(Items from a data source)

::::

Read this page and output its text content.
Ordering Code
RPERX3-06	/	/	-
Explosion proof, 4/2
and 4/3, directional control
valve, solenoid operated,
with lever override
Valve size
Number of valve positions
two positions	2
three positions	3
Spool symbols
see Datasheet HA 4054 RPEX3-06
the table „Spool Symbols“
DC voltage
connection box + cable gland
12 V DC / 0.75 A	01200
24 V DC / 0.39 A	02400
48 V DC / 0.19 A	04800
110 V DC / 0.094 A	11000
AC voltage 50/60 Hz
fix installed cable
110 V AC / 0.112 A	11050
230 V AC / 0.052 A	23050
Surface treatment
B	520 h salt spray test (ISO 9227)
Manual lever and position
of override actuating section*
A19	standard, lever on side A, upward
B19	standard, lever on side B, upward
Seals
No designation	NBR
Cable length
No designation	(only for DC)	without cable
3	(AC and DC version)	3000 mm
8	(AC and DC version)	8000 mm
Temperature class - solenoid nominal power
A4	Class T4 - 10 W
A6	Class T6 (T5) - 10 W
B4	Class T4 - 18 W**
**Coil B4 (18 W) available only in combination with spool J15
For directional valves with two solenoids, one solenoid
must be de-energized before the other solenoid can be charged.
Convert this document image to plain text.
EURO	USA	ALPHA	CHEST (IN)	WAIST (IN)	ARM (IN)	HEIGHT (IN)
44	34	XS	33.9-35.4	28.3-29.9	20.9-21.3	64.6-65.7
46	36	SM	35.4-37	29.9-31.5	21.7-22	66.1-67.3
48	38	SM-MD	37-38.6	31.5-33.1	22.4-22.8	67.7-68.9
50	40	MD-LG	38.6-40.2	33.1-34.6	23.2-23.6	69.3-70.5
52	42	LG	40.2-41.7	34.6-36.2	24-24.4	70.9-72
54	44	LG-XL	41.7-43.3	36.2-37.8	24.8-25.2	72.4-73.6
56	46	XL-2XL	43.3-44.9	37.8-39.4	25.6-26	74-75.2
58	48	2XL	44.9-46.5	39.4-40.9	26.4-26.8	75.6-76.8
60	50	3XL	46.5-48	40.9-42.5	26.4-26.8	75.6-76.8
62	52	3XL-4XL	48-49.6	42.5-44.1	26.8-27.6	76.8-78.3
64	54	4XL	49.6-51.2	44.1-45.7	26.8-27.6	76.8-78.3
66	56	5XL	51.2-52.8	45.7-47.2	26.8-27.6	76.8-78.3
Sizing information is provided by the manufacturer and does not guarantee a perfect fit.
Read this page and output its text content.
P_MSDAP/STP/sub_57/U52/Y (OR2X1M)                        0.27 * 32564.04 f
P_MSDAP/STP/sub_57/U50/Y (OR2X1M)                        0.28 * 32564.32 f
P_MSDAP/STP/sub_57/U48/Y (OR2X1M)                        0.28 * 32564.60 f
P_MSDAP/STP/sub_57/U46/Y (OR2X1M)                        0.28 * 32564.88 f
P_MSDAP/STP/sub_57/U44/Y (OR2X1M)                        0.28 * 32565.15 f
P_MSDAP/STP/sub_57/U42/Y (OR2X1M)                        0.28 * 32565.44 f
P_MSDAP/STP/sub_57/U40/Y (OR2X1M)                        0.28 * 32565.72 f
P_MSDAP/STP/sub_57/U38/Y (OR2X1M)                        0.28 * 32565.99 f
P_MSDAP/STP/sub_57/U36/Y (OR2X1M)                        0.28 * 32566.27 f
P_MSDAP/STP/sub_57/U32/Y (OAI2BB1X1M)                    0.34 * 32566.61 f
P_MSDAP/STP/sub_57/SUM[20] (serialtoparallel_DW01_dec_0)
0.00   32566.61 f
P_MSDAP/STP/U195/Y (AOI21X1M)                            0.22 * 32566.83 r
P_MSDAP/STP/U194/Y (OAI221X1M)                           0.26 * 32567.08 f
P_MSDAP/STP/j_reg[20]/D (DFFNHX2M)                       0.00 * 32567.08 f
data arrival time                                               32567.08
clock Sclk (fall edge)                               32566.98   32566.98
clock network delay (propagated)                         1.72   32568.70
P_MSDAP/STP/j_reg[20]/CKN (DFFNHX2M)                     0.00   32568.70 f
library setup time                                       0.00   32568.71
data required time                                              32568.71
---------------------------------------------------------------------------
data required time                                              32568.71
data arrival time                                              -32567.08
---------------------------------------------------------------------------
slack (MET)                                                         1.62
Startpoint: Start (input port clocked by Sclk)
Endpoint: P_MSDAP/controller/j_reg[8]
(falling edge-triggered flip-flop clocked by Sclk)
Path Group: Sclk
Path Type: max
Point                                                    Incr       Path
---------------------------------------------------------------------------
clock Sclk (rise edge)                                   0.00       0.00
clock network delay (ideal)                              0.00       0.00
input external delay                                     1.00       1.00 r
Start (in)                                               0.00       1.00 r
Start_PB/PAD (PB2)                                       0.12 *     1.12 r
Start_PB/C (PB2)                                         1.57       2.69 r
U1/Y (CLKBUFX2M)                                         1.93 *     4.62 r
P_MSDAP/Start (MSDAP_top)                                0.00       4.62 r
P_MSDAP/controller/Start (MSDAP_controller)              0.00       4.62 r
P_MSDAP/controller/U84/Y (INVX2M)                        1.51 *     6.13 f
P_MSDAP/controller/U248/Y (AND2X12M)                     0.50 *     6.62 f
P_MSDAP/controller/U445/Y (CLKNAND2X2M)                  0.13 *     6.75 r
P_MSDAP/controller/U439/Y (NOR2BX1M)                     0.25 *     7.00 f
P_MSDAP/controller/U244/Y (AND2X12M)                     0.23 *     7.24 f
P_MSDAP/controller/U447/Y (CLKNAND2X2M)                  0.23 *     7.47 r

::::

From the listing above, extract every line exactly as it stands.

Read this page and output its text content.
Ordering Code
RPERX3-06	/	/	-
Explosion proof, 4/2
and 4/3, directional control
valve, solenoid operated,
with lever override
Valve size
Number of valve positions
two positions	2
three positions	3
Spool symbols
see Datasheet HA 4054 RPEX3-06
the table „Spool Symbols“
DC voltage
connection box + cable gland
12 V DC / 0.75 A	01200
24 V DC / 0.39 A	02400
48 V DC / 0.19 A	04800
110 V DC / 0.094 A	11000
AC voltage 50/60 Hz
fix installed cable
110 V AC / 0.112 A	11050
230 V AC / 0.052 A	23050
Surface treatment
B	520 h salt spray test (ISO 9227)
Manual lever and position
of override actuating section*
A19	standard, lever on side A, upward
B19	standard, lever on side B, upward
Seals
No designation	NBR
Cable length
No designation	(only for DC)	without cable
3	(AC and DC version)	3000 mm
8	(AC and DC version)	8000 mm
Temperature class - solenoid nominal power
A4	Class T4 - 10 W
A6	Class T6 (T5) - 10 W
B4	Class T4 - 18 W**
**Coil B4 (18 W) available only in combination with spool J15
For directional valves with two solenoids, one solenoid
must be de-energized before the other solenoid can be charged.
Convert this document image to plain text.
EURO	USA	ALPHA	CHEST (IN)	WAIST (IN)	ARM (IN)	HEIGHT (IN)
44	34	XS	33.9-35.4	28.3-29.9	20.9-21.3	64.6-65.7
46	36	SM	35.4-37	29.9-31.5	21.7-22	66.1-67.3
48	38	SM-MD	37-38.6	31.5-33.1	22.4-22.8	67.7-68.9
50	40	MD-LG	38.6-40.2	33.1-34.6	23.2-23.6	69.3-70.5
52	42	LG	40.2-41.7	34.6-36.2	24-24.4	70.9-72
54	44	LG-XL	41.7-43.3	36.2-37.8	24.8-25.2	72.4-73.6
56	46	XL-2XL	43.3-44.9	37.8-39.4	25.6-26	74-75.2
58	48	2XL	44.9-46.5	39.4-40.9	26.4-26.8	75.6-76.8
60	50	3XL	46.5-48	40.9-42.5	26.4-26.8	75.6-76.8
62	52	3XL-4XL	48-49.6	42.5-44.1	26.8-27.6	76.8-78.3
64	54	4XL	49.6-51.2	44.1-45.7	26.8-27.6	76.8-78.3
66	56	5XL	51.2-52.8	45.7-47.2	26.8-27.6	76.8-78.3
Sizing information is provided by the manufacturer and does not guarantee a perfect fit.
Read this page and output its text content.
P_MSDAP/STP/sub_57/U52/Y (OR2X1M)                        0.27 * 32564.04 f
P_MSDAP/STP/sub_57/U50/Y (OR2X1M)                        0.28 * 32564.32 f
P_MSDAP/STP/sub_57/U48/Y (OR2X1M)                        0.28 * 32564.60 f
P_MSDAP/STP/sub_57/U46/Y (OR2X1M)                        0.28 * 32564.88 f
P_MSDAP/STP/sub_57/U44/Y (OR2X1M)                        0.28 * 32565.15 f
P_MSDAP/STP/sub_57/U42/Y (OR2X1M)                        0.28 * 32565.44 f
P_MSDAP/STP/sub_57/U40/Y (OR2X1M)                        0.28 * 32565.72 f
P_MSDAP/STP/sub_57/U38/Y (OR2X1M)                        0.28 * 32565.99 f
P_MSDAP/STP/sub_57/U36/Y (OR2X1M)                        0.28 * 32566.27 f
P_MSDAP/STP/sub_57/U32/Y (OAI2BB1X1M)                    0.34 * 32566.61 f
P_MSDAP/STP/sub_57/SUM[20] (serialtoparallel_DW01_dec_0)
0.00   32566.61 f
P_MSDAP/STP/U195/Y (AOI21X1M)                            0.22 * 32566.83 r
P_MSDAP/STP/U194/Y (OAI221X1M)                           0.26 * 32567.08 f
P_MSDAP/STP/j_reg[20]/D (DFFNHX2M)                       0.00 * 32567.08 f
data arrival time                                               32567.08
clock Sclk (fall edge)                               32566.98   32566.98
clock network delay (propagated)                         1.72   32568.70
P_MSDAP/STP/j_reg[20]/CKN (DFFNHX2M)                     0.00   32568.70 f
library setup time                                       0.00   32568.71
data required time                                              32568.71
---------------------------------------------------------------------------
data required time                                              32568.71
data arrival time                                              -32567.08
---------------------------------------------------------------------------
slack (MET)                                                         1.62
Startpoint: Start (input port clocked by Sclk)
Endpoint: P_MSDAP/controller/j_reg[8]
(falling edge-triggered flip-flop clocked by Sclk)
Path Group: Sclk
Path Type: max
Point                                                    Incr       Path
---------------------------------------------------------------------------
clock Sclk (rise edge)                                   0.00       0.00
clock network delay (ideal)                              0.00       0.00
input external delay                                     1.00       1.00 r
Start (in)                                               0.00       1.00 r
Start_PB/PAD (PB2)                                       0.12 *     1.12 r
Start_PB/C (PB2)                                         1.57       2.69 r
U1/Y (CLKBUFX2M)                                         1.93 *     4.62 r
P_MSDAP/Start (MSDAP_top)                                0.00       4.62 r
P_MSDAP/controller/Start (MSDAP_controller)              0.00       4.62 r
P_MSDAP/controller/U84/Y (INVX2M)                        1.51 *     6.13 f
P_MSDAP/controller/U248/Y (AND2X12M)                     0.50 *     6.62 f
P_MSDAP/controller/U445/Y (CLKNAND2X2M)                  0.13 *     6.75 r
P_MSDAP/controller/U439/Y (NOR2BX1M)                     0.25 *     7.00 f
P_MSDAP/controller/U244/Y (AND2X12M)                     0.23 *     7.24 f
P_MSDAP/controller/U447/Y (CLKNAND2X2M)                  0.23 *     7.47 r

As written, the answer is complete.